▶ **WHAT YOU SHOULD DO**: Work out how many lines in the entries contain the string "информации", and give nothing but that number.
==== EXERCISE INPUTS ====
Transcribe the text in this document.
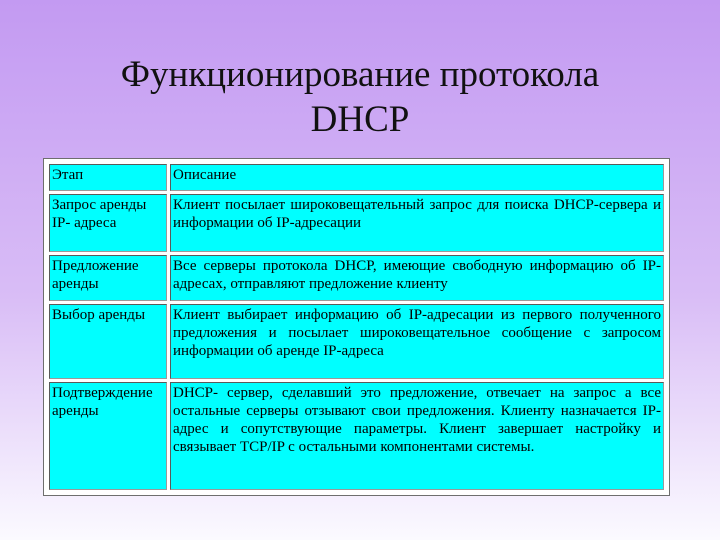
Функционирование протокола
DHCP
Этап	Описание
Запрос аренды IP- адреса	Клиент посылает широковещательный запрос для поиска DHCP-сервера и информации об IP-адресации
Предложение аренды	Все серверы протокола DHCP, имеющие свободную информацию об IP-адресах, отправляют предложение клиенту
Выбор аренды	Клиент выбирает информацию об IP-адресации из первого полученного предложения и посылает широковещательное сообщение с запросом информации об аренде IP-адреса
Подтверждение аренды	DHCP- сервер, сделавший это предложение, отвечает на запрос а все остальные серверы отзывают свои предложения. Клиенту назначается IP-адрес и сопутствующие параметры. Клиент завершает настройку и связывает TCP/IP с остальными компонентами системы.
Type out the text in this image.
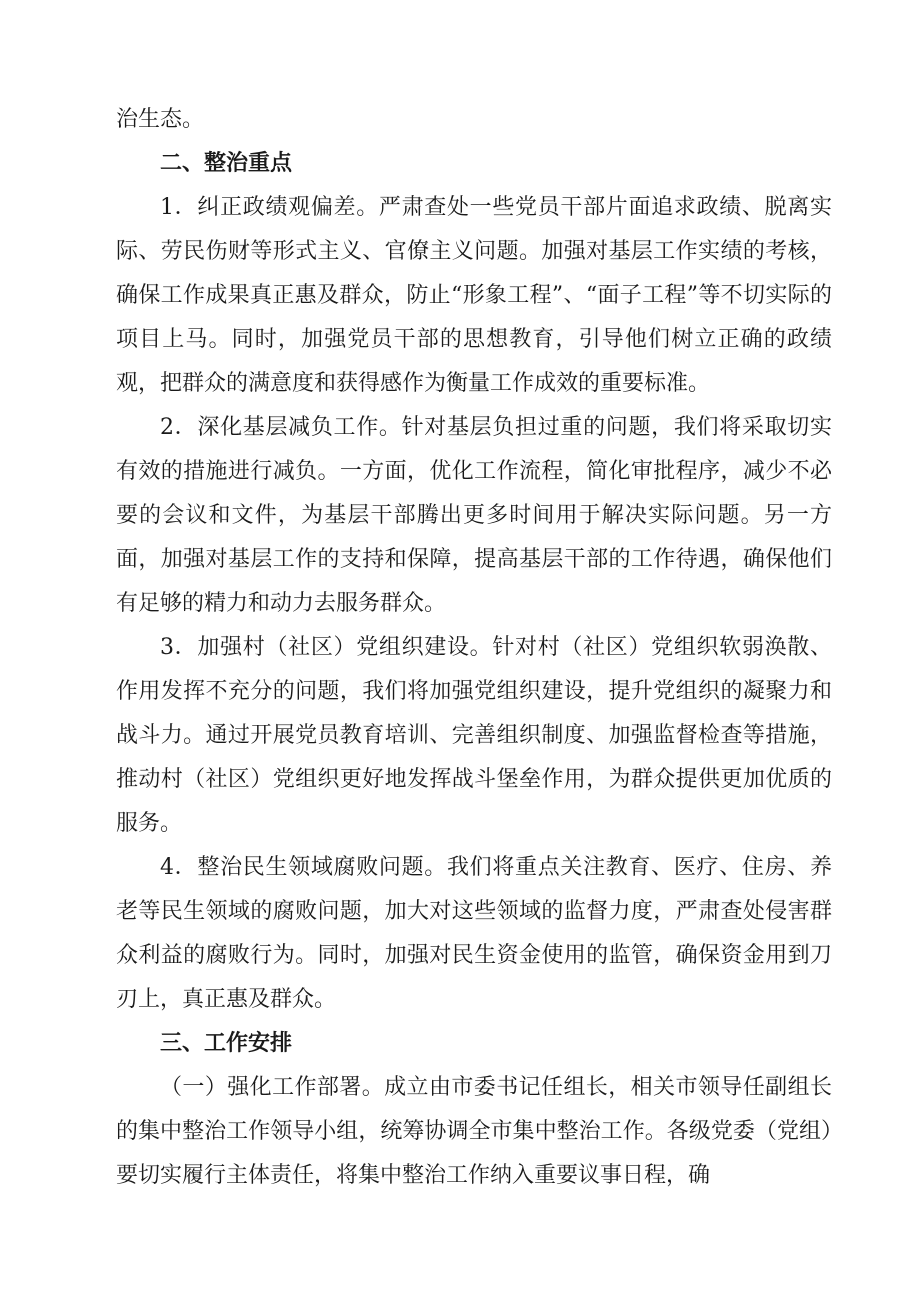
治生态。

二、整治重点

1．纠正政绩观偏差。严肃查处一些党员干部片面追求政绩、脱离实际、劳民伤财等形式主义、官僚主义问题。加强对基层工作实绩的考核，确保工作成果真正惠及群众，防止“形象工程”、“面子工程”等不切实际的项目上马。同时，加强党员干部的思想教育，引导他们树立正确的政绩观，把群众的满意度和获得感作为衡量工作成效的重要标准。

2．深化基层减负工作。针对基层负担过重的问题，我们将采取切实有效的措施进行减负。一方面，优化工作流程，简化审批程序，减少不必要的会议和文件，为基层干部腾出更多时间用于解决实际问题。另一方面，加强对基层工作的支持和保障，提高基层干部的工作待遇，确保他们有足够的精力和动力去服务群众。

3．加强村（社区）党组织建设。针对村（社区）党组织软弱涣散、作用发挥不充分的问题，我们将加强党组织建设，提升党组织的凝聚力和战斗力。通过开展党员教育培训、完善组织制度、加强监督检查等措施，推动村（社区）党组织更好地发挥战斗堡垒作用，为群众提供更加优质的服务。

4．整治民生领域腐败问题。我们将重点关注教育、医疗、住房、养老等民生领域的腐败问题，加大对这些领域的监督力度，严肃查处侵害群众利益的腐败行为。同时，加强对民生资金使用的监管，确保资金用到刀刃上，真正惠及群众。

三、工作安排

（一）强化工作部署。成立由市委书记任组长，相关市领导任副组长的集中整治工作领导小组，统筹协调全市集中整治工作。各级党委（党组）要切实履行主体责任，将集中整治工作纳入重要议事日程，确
====
==== EXERCISE INPUTS ====
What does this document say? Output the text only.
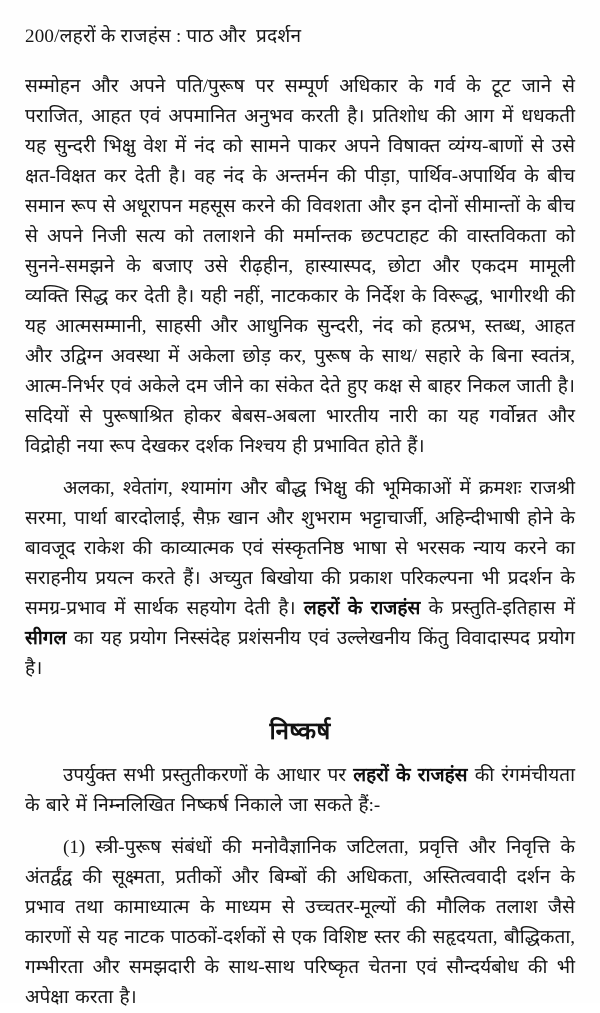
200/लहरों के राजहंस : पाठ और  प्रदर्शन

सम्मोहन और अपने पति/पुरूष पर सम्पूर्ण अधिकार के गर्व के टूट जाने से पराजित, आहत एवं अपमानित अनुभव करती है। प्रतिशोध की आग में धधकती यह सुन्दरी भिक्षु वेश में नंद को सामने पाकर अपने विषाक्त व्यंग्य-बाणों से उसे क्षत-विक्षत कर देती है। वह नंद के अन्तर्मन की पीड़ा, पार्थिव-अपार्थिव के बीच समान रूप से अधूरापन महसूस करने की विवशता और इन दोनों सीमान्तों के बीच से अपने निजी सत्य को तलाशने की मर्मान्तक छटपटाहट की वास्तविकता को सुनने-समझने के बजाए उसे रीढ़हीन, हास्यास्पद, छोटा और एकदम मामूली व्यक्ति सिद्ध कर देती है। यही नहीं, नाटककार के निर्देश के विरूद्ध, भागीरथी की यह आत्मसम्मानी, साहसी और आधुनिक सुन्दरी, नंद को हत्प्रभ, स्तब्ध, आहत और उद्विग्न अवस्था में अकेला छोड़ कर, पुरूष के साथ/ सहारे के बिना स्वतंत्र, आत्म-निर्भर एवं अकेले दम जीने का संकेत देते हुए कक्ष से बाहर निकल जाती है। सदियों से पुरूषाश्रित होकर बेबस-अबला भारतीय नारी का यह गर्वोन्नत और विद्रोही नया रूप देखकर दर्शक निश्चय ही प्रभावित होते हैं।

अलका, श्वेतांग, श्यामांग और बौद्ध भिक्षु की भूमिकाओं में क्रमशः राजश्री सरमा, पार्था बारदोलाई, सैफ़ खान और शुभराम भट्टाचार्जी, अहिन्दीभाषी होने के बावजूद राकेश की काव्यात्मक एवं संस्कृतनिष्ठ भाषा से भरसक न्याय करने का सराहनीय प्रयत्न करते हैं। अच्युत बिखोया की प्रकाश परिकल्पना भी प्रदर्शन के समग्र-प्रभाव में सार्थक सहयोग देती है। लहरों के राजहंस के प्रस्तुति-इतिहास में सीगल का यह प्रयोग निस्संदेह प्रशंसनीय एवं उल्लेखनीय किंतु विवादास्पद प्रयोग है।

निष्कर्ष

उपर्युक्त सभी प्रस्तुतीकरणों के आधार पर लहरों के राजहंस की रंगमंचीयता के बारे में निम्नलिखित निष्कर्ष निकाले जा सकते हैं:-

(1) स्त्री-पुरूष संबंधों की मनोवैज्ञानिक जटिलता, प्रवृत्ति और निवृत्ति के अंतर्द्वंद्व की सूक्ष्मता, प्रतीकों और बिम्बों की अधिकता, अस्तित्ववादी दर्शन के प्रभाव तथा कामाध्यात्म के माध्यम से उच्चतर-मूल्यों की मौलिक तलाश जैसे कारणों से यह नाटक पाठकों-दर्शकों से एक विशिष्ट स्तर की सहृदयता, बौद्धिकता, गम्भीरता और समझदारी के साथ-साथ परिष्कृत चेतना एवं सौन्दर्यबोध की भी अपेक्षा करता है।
====
▶ **EXERCISE ANSWER**: 2